[Data items]
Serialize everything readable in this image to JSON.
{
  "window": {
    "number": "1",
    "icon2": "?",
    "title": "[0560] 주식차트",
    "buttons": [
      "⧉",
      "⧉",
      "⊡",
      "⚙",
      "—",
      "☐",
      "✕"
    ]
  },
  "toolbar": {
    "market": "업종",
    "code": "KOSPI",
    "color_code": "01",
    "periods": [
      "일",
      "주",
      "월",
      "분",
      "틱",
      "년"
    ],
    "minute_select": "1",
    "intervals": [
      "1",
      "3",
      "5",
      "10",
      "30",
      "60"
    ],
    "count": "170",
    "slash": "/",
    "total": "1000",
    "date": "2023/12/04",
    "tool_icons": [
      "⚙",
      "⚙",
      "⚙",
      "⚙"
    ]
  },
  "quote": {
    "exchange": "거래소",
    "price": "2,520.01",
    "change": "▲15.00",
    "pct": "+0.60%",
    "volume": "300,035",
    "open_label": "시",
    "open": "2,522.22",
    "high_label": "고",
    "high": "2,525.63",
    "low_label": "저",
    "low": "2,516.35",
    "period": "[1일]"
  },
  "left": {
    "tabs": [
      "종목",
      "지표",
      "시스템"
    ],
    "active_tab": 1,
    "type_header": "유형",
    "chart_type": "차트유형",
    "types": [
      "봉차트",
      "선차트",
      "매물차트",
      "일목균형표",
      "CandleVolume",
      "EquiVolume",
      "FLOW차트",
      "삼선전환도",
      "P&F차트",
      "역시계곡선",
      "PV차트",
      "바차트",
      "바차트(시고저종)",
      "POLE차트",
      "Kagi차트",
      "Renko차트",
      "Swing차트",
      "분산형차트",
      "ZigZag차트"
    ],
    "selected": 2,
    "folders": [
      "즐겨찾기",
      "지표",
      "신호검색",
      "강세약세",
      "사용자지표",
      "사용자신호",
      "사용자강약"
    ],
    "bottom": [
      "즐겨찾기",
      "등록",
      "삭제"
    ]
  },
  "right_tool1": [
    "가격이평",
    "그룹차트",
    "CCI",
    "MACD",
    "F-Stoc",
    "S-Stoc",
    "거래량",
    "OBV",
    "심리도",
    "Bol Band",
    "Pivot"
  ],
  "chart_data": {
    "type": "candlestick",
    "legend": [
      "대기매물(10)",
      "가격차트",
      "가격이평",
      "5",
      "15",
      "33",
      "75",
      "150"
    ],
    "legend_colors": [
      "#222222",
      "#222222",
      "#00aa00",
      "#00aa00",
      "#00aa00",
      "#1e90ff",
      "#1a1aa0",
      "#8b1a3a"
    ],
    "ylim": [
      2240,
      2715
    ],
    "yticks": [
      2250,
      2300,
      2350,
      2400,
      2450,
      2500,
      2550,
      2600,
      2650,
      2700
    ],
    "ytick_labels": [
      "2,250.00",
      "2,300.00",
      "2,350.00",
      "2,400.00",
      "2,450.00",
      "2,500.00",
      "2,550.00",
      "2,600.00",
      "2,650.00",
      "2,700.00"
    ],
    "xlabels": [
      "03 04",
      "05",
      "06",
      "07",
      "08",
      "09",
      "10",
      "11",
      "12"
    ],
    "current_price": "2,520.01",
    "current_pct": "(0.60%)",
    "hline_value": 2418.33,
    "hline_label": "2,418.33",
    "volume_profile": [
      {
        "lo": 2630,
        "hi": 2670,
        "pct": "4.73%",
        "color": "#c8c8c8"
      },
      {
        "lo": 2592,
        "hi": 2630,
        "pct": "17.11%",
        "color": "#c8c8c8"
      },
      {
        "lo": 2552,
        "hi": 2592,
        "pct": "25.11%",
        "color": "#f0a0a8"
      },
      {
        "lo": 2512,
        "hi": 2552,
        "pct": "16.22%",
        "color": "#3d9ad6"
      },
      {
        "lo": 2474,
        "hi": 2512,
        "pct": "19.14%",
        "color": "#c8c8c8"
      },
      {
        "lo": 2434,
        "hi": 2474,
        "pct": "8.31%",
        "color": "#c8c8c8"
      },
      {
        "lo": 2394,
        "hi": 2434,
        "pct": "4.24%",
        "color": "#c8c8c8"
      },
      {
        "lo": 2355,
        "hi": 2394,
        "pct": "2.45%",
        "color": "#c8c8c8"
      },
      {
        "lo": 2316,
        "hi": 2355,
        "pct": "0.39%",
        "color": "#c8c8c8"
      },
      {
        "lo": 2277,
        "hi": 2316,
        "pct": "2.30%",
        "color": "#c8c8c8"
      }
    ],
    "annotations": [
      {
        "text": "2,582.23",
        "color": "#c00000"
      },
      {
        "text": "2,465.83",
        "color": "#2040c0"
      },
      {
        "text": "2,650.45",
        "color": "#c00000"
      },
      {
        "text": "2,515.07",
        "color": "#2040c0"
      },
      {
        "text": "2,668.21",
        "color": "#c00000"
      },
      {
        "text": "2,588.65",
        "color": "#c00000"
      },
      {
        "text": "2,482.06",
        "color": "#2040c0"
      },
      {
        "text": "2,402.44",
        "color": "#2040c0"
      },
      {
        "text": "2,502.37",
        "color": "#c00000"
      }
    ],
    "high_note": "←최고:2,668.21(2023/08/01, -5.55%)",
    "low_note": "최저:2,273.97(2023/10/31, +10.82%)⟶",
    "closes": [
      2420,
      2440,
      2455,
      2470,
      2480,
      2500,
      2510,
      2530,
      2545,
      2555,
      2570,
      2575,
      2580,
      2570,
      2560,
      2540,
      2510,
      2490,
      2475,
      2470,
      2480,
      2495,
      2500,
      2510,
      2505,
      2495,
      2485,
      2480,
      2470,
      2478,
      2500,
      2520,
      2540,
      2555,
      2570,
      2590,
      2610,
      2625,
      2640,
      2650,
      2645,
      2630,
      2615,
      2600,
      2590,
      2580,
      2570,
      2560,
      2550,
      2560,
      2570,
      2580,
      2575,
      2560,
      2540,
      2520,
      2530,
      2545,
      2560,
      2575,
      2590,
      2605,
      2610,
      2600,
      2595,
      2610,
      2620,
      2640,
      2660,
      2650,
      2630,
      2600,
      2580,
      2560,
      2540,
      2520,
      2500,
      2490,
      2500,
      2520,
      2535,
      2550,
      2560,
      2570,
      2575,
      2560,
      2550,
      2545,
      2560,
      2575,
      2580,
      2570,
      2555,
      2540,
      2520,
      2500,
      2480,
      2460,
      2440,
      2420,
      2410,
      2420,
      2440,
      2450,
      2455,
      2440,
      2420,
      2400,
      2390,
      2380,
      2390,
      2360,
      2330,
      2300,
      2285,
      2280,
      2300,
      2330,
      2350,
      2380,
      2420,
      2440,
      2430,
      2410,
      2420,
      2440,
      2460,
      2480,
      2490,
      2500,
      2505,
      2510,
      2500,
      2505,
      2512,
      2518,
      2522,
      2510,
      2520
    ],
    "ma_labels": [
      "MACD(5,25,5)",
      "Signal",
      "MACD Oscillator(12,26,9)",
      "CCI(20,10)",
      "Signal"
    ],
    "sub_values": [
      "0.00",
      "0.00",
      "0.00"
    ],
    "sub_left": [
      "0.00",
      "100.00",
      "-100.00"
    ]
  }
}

TASK REQUIREMENTS:
Write down every line of the data exactly as it appears above.

ANSWER TO THE TASK:
Serialize everything readable in this image to JSON.
{
  "window": {
    "number": "1",
    "icon2": "?",
    "title": "[0560] 주식차트",
    "buttons": [
      "⧉",
      "⧉",
      "⊡",
      "⚙",
      "—",
      "☐",
      "✕"
    ]
  },
  "toolbar": {
    "market": "업종",
    "code": "KOSPI",
    "color_code": "01",
    "periods": [
      "일",
      "주",
      "월",
      "분",
      "틱",
      "년"
    ],
    "minute_select": "1",
    "intervals": [
      "1",
      "3",
      "5",
      "10",
      "30",
      "60"
    ],
    "count": "170",
    "slash": "/",
    "total": "1000",
    "date": "2023/12/04",
    "tool_icons": [
      "⚙",
      "⚙",
      "⚙",
      "⚙"
    ]
  },
  "quote": {
    "exchange": "거래소",
    "price": "2,520.01",
    "change": "▲15.00",
    "pct": "+0.60%",
    "volume": "300,035",
    "open_label": "시",
    "open": "2,522.22",
    "high_label": "고",
    "high": "2,525.63",
    "low_label": "저",
    "low": "2,516.35",
    "period": "[1일]"
  },
  "left": {
    "tabs": [
      "종목",
      "지표",
      "시스템"
    ],
    "active_tab": 1,
    "type_header": "유형",
    "chart_type": "차트유형",
    "types": [
      "봉차트",
      "선차트",
      "매물차트",
      "일목균형표",
      "CandleVolume",
      "EquiVolume",
      "FLOW차트",
      "삼선전환도",
      "P&F차트",
      "역시계곡선",
      "PV차트",
      "바차트",
      "바차트(시고저종)",
      "POLE차트",
      "Kagi차트",
      "Renko차트",
      "Swing차트",
      "분산형차트",
      "ZigZag차트"
    ],
    "selected": 2,
    "folders": [
      "즐겨찾기",
      "지표",
      "신호검색",
      "강세약세",
      "사용자지표",
      "사용자신호",
      "사용자강약"
    ],
    "bottom": [
      "즐겨찾기",
      "등록",
      "삭제"
    ]
  },
  "right_tool1": [
    "가격이평",
    "그룹차트",
    "CCI",
    "MACD",
    "F-Stoc",
    "S-Stoc",
    "거래량",
    "OBV",
    "심리도",
    "Bol Band",
    "Pivot"
  ],
  "chart_data": {
    "type": "candlestick",
    "legend": [
      "대기매물(10)",
      "가격차트",
      "가격이평",
      "5",
      "15",
      "33",
      "75",
      "150"
    ],
    "legend_colors": [
      "#222222",
      "#222222",
      "#00aa00",
      "#00aa00",
      "#00aa00",
      "#1e90ff",
      "#1a1aa0",
      "#8b1a3a"
    ],
    "ylim": [
      2240,
      2715
    ],
    "yticks": [
      2250,
      2300,
      2350,
      2400,
      2450,
      2500,
      2550,
      2600,
      2650,
      2700
    ],
    "ytick_labels": [
      "2,250.00",
      "2,300.00",
      "2,350.00",
      "2,400.00",
      "2,450.00",
      "2,500.00",
      "2,550.00",
      "2,600.00",
      "2,650.00",
      "2,700.00"
    ],
    "xlabels": [
      "03 04",
      "05",
      "06",
      "07",
      "08",
      "09",
      "10",
      "11",
      "12"
    ],
    "current_price": "2,520.01",
    "current_pct": "(0.60%)",
    "hline_value": 2418.33,
    "hline_label": "2,418.33",
    "volume_profile": [
      {
        "lo": 2630,
        "hi": 2670,
        "pct": "4.73%",
        "color": "#c8c8c8"
      },
      {
        "lo": 2592,
        "hi": 2630,
        "pct": "17.11%",
        "color": "#c8c8c8"
      },
      {
        "lo": 2552,
        "hi": 2592,
        "pct": "25.11%",
        "color": "#f0a0a8"
      },
      {
        "lo": 2512,
        "hi": 2552,
        "pct": "16.22%",
        "color": "#3d9ad6"
      },
      {
        "lo": 2474,
        "hi": 2512,
        "pct": "19.14%",
        "color": "#c8c8c8"
      },
      {
        "lo": 2434,
        "hi": 2474,
        "pct": "8.31%",
        "color": "#c8c8c8"
      },
      {
        "lo": 2394,
        "hi": 2434,
        "pct": "4.24%",
        "color": "#c8c8c8"
      },
      {
        "lo": 2355,
        "hi": 2394,
        "pct": "2.45%",
        "color": "#c8c8c8"
      },
      {
        "lo": 2316,
        "hi": 2355,
        "pct": "0.39%",
        "color": "#c8c8c8"
      },
      {
        "lo": 2277,
        "hi": 2316,
        "pct": "2.30%",
        "color": "#c8c8c8"
      }
    ],
    "annotations": [
      {
        "text": "2,582.23",
        "color": "#c00000"
      },
      {
        "text": "2,465.83",
        "color": "#2040c0"
      },
      {
        "text": "2,650.45",
        "color": "#c00000"
      },
      {
        "text": "2,515.07",
        "color": "#2040c0"
      },
      {
        "text": "2,668.21",
        "color": "#c00000"
      },
      {
        "text": "2,588.65",
        "color": "#c00000"
      },
      {
        "text": "2,482.06",
        "color": "#2040c0"
      },
      {
        "text": "2,402.44",
        "color": "#2040c0"
      },
      {
        "text": "2,502.37",
        "color": "#c00000"
      }
    ],
    "high_note": "←최고:2,668.21(2023/08/01, -5.55%)",
    "low_note": "최저:2,273.97(2023/10/31, +10.82%)⟶",
    "closes": [
      2420,
      2440,
      2455,
      2470,
      2480,
      2500,
      2510,
      2530,
      2545,
      2555,
      2570,
      2575,
      2580,
      2570,
      2560,
      2540,
      2510,
      2490,
      2475,
      2470,
      2480,
      2495,
      2500,
      2510,
      2505,
      2495,
      2485,
      2480,
      2470,
      2478,
      2500,
      2520,
      2540,
      2555,
      2570,
      2590,
      2610,
      2625,
      2640,
      2650,
      2645,
      2630,
      2615,
      2600,
      2590,
      2580,
      2570,
      2560,
      2550,
      2560,
      2570,
      2580,
      2575,
      2560,
      2540,
      2520,
      2530,
      2545,
      2560,
      2575,
      2590,
      2605,
      2610,
      2600,
      2595,
      2610,
      2620,
      2640,
      2660,
      2650,
      2630,
      2600,
      2580,
      2560,
      2540,
      2520,
      2500,
      2490,
      2500,
      2520,
      2535,
      2550,
      2560,
      2570,
      2575,
      2560,
      2550,
      2545,
      2560,
      2575,
      2580,
      2570,
      2555,
      2540,
      2520,
      2500,
      2480,
      2460,
      2440,
      2420,
      2410,
      2420,
      2440,
      2450,
      2455,
      2440,
      2420,
      2400,
      2390,
      2380,
      2390,
      2360,
      2330,
      2300,
      2285,
      2280,
      2300,
      2330,
      2350,
      2380,
      2420,
      2440,
      2430,
      2410,
      2420,
      2440,
      2460,
      2480,
      2490,
      2500,
      2505,
      2510,
      2500,
      2505,
      2512,
      2518,
      2522,
      2510,
      2520
    ],
    "ma_labels": [
      "MACD(5,25,5)",
      "Signal",
      "MACD Oscillator(12,26,9)",
      "CCI(20,10)",
      "Signal"
    ],
    "sub_values": [
      "0.00",
      "0.00",
      "0.00"
    ],
    "sub_left": [
      "0.00",
      "100.00",
      "-100.00"
    ]
  }
}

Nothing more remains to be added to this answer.